菊池寛は高松中学校卒業後の進路で悩んでいた頃のことについてこう書いている。

「私は自分の家に学資がないことを知り切っていたので、どうにかして、金のかからない学校に行きたいと思った。むろん、私自身の衷心の望みを云えば、高等学校から大学へ行きたいのは、山々であったが、事情止むを得ない以上、最少の学資で行ける学校を選ぶ外はなかった。そのために、私の選んだのは、外国語学校であった。(中略)

ところが、その年の秋になって、東京高等師範学校が、推薦入学の制度を発表した。それは、師範なり中学なりの優等生を、その学校長の推薦で入れると云う制度だった。高等師範は、授業料がいらない上、学資給与の特典もあり、学校としては気は進まなかったが、学資のない私としては兼々注意していた学校だったから、私は応募して見たのである。所が、私は幸か不幸か採用されて入学を許可されたのである」(『半自叙伝 無名作家の日記 他4篇』岩波文庫 以下、断りのない限り、引用は同書)

◆ **記録一覧**:

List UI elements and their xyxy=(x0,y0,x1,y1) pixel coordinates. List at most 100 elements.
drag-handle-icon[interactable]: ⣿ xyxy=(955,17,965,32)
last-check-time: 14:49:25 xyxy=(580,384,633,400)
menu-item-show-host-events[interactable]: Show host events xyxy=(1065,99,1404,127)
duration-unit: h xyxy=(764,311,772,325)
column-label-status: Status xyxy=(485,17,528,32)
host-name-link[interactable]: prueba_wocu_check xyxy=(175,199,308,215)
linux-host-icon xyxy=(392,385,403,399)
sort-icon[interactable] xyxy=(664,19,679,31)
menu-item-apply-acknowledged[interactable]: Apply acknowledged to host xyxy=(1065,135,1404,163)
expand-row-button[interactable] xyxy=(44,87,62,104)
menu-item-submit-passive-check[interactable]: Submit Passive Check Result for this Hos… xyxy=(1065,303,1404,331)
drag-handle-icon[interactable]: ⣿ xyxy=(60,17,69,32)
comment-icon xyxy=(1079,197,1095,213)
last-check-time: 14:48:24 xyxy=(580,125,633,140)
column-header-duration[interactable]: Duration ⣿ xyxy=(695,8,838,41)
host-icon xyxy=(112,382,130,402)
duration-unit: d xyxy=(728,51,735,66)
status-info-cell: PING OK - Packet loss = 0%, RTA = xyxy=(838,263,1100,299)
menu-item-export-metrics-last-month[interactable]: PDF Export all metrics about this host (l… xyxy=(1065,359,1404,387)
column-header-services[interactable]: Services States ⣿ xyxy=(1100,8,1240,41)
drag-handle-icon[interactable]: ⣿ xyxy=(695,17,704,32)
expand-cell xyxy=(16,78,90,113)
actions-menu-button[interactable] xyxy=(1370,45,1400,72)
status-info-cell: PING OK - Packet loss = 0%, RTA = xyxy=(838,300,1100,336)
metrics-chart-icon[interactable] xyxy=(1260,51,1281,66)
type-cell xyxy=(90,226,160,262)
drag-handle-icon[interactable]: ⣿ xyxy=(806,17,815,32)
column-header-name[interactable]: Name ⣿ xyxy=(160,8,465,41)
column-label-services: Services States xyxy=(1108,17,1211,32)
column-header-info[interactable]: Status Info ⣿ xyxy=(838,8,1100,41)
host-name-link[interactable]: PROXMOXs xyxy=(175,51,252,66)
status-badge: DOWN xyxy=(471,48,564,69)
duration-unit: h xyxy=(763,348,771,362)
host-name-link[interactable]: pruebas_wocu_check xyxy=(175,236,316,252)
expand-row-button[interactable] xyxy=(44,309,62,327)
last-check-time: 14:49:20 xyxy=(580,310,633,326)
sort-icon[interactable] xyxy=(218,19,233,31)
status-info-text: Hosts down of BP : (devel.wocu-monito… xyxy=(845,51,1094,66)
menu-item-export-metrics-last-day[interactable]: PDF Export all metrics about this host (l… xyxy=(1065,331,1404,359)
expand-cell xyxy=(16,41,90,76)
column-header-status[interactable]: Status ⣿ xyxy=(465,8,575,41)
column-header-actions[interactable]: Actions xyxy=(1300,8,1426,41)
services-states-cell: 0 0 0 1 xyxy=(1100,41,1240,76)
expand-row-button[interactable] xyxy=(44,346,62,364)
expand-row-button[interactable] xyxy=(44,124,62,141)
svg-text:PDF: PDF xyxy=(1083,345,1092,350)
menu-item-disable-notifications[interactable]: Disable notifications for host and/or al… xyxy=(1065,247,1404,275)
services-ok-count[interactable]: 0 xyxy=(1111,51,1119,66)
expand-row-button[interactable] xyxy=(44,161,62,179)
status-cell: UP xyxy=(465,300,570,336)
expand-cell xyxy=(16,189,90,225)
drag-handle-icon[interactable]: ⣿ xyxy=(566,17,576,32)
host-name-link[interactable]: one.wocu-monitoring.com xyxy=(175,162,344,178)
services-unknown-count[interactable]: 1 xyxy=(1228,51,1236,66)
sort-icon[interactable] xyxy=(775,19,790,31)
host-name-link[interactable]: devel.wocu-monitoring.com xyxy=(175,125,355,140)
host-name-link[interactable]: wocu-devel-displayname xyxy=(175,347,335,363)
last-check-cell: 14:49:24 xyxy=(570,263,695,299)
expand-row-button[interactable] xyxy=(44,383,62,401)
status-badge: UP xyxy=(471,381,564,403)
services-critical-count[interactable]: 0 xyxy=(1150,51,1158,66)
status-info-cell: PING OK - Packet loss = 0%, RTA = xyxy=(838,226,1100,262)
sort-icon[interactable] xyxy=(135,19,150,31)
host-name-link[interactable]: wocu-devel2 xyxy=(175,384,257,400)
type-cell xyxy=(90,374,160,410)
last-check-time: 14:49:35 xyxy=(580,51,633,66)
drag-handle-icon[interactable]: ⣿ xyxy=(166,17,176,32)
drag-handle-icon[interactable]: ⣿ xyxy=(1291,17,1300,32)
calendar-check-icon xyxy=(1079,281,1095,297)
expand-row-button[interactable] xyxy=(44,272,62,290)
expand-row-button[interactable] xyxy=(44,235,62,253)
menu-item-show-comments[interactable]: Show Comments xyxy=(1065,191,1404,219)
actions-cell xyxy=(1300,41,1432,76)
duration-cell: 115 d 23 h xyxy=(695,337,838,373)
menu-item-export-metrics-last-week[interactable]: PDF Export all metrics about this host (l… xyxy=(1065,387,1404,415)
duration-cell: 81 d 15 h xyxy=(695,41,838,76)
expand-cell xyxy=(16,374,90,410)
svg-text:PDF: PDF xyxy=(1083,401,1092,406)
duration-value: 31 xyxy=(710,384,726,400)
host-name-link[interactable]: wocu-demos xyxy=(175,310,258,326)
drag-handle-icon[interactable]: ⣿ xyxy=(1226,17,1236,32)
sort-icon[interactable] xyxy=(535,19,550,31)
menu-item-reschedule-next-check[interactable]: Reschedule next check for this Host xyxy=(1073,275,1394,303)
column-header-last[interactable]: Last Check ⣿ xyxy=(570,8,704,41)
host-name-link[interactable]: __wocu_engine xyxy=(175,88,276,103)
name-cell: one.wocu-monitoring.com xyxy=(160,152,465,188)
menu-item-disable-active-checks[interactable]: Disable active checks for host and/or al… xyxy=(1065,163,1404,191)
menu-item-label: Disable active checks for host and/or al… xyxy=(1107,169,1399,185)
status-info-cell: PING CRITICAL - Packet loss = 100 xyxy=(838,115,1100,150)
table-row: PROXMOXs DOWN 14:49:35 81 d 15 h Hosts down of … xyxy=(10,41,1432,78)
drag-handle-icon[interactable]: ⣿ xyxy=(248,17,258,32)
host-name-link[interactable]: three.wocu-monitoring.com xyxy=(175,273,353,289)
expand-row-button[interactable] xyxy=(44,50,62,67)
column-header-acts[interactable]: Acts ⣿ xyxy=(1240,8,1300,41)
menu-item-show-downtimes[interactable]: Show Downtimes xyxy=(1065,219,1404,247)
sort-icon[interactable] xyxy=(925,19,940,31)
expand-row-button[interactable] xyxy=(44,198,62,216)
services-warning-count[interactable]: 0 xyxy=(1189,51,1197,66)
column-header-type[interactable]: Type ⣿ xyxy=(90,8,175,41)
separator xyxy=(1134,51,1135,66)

◆ **課題 1**: 本文のかぎかっこの中で、「私」が行きたいと望んだ学校、選んだ学校、応募した学校をすべて挙げてください。
◆ **課題 2**: 本文によると、東京高等師範学校が発表した推薦入学の制度は、どんな生徒を、どうやって入れる制度でしたか。

◆ **解答例 1**: 高等学校、大学、外国語学校、東京高等師範学校

◆ **解答例 2**: 師範や中学の優等生を、その学校長の推薦で入れる制度です。